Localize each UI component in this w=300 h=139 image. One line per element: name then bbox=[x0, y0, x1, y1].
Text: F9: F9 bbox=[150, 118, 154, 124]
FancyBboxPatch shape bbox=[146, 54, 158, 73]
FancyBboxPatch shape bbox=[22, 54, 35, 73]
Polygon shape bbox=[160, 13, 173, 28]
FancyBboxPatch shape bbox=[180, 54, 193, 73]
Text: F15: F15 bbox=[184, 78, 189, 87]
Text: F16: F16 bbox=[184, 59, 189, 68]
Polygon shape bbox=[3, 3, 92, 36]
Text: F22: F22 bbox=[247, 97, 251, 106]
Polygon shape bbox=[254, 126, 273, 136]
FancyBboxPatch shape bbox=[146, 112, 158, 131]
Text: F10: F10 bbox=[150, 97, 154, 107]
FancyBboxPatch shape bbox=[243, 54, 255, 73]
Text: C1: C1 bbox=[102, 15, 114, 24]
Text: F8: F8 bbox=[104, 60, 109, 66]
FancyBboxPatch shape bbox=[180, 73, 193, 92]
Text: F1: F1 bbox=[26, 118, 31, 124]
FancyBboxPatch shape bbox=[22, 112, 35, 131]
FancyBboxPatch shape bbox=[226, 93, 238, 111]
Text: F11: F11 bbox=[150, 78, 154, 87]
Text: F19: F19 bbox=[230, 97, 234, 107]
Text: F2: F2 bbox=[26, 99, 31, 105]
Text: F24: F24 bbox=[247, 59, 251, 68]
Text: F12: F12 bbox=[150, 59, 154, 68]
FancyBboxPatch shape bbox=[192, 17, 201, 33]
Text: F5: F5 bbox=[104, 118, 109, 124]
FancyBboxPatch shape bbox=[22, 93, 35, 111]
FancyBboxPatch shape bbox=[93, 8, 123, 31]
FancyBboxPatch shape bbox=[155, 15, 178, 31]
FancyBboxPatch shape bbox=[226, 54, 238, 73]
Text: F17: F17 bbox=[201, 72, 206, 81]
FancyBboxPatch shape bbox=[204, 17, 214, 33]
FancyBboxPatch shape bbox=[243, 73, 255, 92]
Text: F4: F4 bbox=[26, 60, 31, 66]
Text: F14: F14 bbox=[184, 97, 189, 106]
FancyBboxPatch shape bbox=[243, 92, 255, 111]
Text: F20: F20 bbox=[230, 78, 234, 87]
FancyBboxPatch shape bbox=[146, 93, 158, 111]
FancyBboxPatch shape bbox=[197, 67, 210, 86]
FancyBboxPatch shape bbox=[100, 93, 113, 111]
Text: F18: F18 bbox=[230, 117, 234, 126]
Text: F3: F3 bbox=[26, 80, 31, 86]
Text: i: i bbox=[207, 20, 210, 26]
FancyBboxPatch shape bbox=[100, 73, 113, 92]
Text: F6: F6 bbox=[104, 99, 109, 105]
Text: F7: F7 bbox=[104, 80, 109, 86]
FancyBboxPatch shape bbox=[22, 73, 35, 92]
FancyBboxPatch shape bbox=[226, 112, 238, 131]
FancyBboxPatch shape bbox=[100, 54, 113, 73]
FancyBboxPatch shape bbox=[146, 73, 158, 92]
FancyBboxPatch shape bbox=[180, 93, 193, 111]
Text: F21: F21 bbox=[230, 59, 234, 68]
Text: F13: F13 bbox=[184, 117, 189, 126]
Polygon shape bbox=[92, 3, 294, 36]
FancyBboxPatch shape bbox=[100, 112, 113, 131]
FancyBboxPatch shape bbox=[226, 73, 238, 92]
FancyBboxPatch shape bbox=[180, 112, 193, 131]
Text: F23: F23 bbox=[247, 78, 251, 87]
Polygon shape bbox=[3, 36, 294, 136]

════════════════

» Exercise:
Turn the rows above into a numbered list, starting at the first line and stopping after the line that contains "FancyBboxPatch shape bbox=[204, 17, 214, 33]". Leave out any blank lines.

» Complete response:
1. Localize each UI component in this w=300 h=139 image. One line per element: name then bbox=[x0, y0, x1, y1].
2. Text: F9: F9 bbox=[150, 118, 154, 124]
3. FancyBboxPatch shape bbox=[146, 54, 158, 73]
4. FancyBboxPatch shape bbox=[22, 54, 35, 73]
5. Polygon shape bbox=[160, 13, 173, 28]
6. FancyBboxPatch shape bbox=[180, 54, 193, 73]
7. Text: F15: F15 bbox=[184, 78, 189, 87]
8. Text: F16: F16 bbox=[184, 59, 189, 68]
9. Polygon shape bbox=[3, 3, 92, 36]
10. Text: F22: F22 bbox=[247, 97, 251, 106]
11. Polygon shape bbox=[254, 126, 273, 136]
12. FancyBboxPatch shape bbox=[146, 112, 158, 131]
13. Text: F10: F10 bbox=[150, 97, 154, 107]
14. FancyBboxPatch shape bbox=[243, 54, 255, 73]
15. Text: C1: C1 bbox=[102, 15, 114, 24]
16. Text: F8: F8 bbox=[104, 60, 109, 66]
17. FancyBboxPatch shape bbox=[180, 73, 193, 92]
18. Text: F1: F1 bbox=[26, 118, 31, 124]
19. FancyBboxPatch shape bbox=[22, 112, 35, 131]
20. FancyBboxPatch shape bbox=[226, 93, 238, 111]
21. Text: F11: F11 bbox=[150, 78, 154, 87]
22. Text: F19: F19 bbox=[230, 97, 234, 107]
23. Text: F2: F2 bbox=[26, 99, 31, 105]
24. Text: F24: F24 bbox=[247, 59, 251, 68]
25. Text: F12: F12 bbox=[150, 59, 154, 68]
26. FancyBboxPatch shape bbox=[192, 17, 201, 33]
27. Text: F5: F5 bbox=[104, 118, 109, 124]
28. FancyBboxPatch shape bbox=[22, 93, 35, 111]
29. FancyBboxPatch shape bbox=[93, 8, 123, 31]
30. FancyBboxPatch shape bbox=[155, 15, 178, 31]
31. FancyBboxPatch shape bbox=[226, 54, 238, 73]
32. Text: F17: F17 bbox=[201, 72, 206, 81]
33. FancyBboxPatch shape bbox=[204, 17, 214, 33]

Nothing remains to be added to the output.